**Problem to work on**. Nothing but an exact copy of the data should be given.

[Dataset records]

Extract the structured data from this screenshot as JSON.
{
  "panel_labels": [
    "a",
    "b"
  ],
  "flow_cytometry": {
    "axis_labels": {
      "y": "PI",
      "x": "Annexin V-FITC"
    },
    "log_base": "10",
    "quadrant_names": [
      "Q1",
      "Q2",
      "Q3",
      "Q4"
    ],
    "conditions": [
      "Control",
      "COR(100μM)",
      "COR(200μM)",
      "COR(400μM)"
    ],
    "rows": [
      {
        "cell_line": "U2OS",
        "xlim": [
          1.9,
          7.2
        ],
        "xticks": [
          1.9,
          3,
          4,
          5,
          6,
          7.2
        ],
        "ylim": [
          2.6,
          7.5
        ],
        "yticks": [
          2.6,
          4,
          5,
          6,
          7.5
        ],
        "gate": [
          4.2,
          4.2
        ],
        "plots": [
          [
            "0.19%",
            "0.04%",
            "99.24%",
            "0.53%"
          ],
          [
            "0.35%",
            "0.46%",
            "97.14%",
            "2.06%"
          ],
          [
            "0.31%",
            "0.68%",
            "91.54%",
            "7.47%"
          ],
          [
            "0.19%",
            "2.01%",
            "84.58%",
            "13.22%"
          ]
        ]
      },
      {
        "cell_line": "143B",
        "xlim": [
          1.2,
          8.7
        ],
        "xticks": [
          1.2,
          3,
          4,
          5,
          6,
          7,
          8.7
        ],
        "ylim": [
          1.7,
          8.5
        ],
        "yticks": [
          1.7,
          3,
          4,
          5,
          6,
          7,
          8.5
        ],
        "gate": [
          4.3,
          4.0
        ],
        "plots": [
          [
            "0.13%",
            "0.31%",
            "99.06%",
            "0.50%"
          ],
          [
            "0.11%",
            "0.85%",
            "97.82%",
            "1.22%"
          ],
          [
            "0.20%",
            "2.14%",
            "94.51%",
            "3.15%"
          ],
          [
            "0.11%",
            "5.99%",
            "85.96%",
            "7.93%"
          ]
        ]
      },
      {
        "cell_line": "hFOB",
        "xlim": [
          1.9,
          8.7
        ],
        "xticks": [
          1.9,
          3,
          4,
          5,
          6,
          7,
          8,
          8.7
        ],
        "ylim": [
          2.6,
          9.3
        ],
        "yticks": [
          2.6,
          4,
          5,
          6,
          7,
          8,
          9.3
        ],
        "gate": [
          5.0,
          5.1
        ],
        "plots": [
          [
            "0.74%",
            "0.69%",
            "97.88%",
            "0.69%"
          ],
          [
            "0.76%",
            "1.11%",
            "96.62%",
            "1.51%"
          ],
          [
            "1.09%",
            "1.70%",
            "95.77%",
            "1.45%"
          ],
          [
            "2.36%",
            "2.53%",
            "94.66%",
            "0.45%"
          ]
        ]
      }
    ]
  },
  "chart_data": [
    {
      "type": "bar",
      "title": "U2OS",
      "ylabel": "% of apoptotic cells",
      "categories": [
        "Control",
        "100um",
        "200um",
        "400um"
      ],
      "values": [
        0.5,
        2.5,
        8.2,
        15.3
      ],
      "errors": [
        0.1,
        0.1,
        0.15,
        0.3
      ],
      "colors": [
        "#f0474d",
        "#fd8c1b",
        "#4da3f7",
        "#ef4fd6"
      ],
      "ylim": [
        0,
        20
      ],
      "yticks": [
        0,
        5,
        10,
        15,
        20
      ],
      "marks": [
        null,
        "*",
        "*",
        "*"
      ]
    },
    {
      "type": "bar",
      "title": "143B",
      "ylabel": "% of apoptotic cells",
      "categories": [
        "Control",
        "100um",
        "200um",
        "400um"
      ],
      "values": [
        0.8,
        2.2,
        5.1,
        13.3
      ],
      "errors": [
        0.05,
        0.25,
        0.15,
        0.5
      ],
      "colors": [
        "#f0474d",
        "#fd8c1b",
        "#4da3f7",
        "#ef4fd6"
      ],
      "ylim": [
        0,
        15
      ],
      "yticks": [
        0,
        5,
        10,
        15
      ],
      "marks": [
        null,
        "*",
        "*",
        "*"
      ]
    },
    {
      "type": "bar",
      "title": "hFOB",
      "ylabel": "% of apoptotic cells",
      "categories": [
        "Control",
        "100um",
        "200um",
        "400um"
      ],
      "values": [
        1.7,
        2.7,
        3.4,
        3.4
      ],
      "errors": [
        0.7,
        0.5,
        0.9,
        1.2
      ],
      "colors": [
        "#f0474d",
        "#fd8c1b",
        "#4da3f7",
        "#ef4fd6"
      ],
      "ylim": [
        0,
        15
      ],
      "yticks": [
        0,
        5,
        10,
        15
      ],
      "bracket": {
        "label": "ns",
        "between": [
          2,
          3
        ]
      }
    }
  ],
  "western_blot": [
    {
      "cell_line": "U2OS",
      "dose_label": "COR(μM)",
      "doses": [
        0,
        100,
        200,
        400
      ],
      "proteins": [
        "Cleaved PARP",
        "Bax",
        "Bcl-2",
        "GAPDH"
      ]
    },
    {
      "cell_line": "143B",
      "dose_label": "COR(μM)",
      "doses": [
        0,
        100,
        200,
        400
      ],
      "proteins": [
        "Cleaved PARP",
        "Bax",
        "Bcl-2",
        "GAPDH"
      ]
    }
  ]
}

**Solved exercise**.
Extract the structured data from this screenshot as JSON.
{
  "panel_labels": [
    "a",
    "b"
  ],
  "flow_cytometry": {
    "axis_labels": {
      "y": "PI",
      "x": "Annexin V-FITC"
    },
    "log_base": "10",
    "quadrant_names": [
      "Q1",
      "Q2",
      "Q3",
      "Q4"
    ],
    "conditions": [
      "Control",
      "COR(100μM)",
      "COR(200μM)",
      "COR(400μM)"
    ],
    "rows": [
      {
        "cell_line": "U2OS",
        "xlim": [
          1.9,
          7.2
        ],
        "xticks": [
          1.9,
          3,
          4,
          5,
          6,
          7.2
        ],
        "ylim": [
          2.6,
          7.5
        ],
        "yticks": [
          2.6,
          4,
          5,
          6,
          7.5
        ],
        "gate": [
          4.2,
          4.2
        ],
        "plots": [
          [
            "0.19%",
            "0.04%",
            "99.24%",
            "0.53%"
          ],
          [
            "0.35%",
            "0.46%",
            "97.14%",
            "2.06%"
          ],
          [
            "0.31%",
            "0.68%",
            "91.54%",
            "7.47%"
          ],
          [
            "0.19%",
            "2.01%",
            "84.58%",
            "13.22%"
          ]
        ]
      },
      {
        "cell_line": "143B",
        "xlim": [
          1.2,
          8.7
        ],
        "xticks": [
          1.2,
          3,
          4,
          5,
          6,
          7,
          8.7
        ],
        "ylim": [
          1.7,
          8.5
        ],
        "yticks": [
          1.7,
          3,
          4,
          5,
          6,
          7,
          8.5
        ],
        "gate": [
          4.3,
          4.0
        ],
        "plots": [
          [
            "0.13%",
            "0.31%",
            "99.06%",
            "0.50%"
          ],
          [
            "0.11%",
            "0.85%",
            "97.82%",
            "1.22%"
          ],
          [
            "0.20%",
            "2.14%",
            "94.51%",
            "3.15%"
          ],
          [
            "0.11%",
            "5.99%",
            "85.96%",
            "7.93%"
          ]
        ]
      },
      {
        "cell_line": "hFOB",
        "xlim": [
          1.9,
          8.7
        ],
        "xticks": [
          1.9,
          3,
          4,
          5,
          6,
          7,
          8,
          8.7
        ],
        "ylim": [
          2.6,
          9.3
        ],
        "yticks": [
          2.6,
          4,
          5,
          6,
          7,
          8,
          9.3
        ],
        "gate": [
          5.0,
          5.1
        ],
        "plots": [
          [
            "0.74%",
            "0.69%",
            "97.88%",
            "0.69%"
          ],
          [
            "0.76%",
            "1.11%",
            "96.62%",
            "1.51%"
          ],
          [
            "1.09%",
            "1.70%",
            "95.77%",
            "1.45%"
          ],
          [
            "2.36%",
            "2.53%",
            "94.66%",
            "0.45%"
          ]
        ]
      }
    ]
  },
  "chart_data": [
    {
      "type": "bar",
      "title": "U2OS",
      "ylabel": "% of apoptotic cells",
      "categories": [
        "Control",
        "100um",
        "200um",
        "400um"
      ],
      "values": [
        0.5,
        2.5,
        8.2,
        15.3
      ],
      "errors": [
        0.1,
        0.1,
        0.15,
        0.3
      ],
      "colors": [
        "#f0474d",
        "#fd8c1b",
        "#4da3f7",
        "#ef4fd6"
      ],
      "ylim": [
        0,
        20
      ],
      "yticks": [
        0,
        5,
        10,
        15,
        20
      ],
      "marks": [
        null,
        "*",
        "*",
        "*"
      ]
    },
    {
      "type": "bar",
      "title": "143B",
      "ylabel": "% of apoptotic cells",
      "categories": [
        "Control",
        "100um",
        "200um",
        "400um"
      ],
      "values": [
        0.8,
        2.2,
        5.1,
        13.3
      ],
      "errors": [
        0.05,
        0.25,
        0.15,
        0.5
      ],
      "colors": [
        "#f0474d",
        "#fd8c1b",
        "#4da3f7",
        "#ef4fd6"
      ],
      "ylim": [
        0,
        15
      ],
      "yticks": [
        0,
        5,
        10,
        15
      ],
      "marks": [
        null,
        "*",
        "*",
        "*"
      ]
    },
    {
      "type": "bar",
      "title": "hFOB",
      "ylabel": "% of apoptotic cells",
      "categories": [
        "Control",
        "100um",
        "200um",
        "400um"
      ],
      "values": [
        1.7,
        2.7,
        3.4,
        3.4
      ],
      "errors": [
        0.7,
        0.5,
        0.9,
        1.2
      ],
      "colors": [
        "#f0474d",
        "#fd8c1b",
        "#4da3f7",
        "#ef4fd6"
      ],
      "ylim": [
        0,
        15
      ],
      "yticks": [
        0,
        5,
        10,
        15
      ],
      "bracket": {
        "label": "ns",
        "between": [
          2,
          3
        ]
      }
    }
  ],
  "western_blot": [
    {
      "cell_line": "U2OS",
      "dose_label": "COR(μM)",
      "doses": [
        0,
        100,
        200,
        400
      ],
      "proteins": [
        "Cleaved PARP",
        "Bax",
        "Bcl-2",
        "GAPDH"
      ]
    },
    {
      "cell_line": "143B",
      "dose_label": "COR(μM)",
      "doses": [
        0,
        100,
        200,
        400
      ],
      "proteins": [
        "Cleaved PARP",
        "Bax",
        "Bcl-2",
        "GAPDH"
      ]
    }
  ]
}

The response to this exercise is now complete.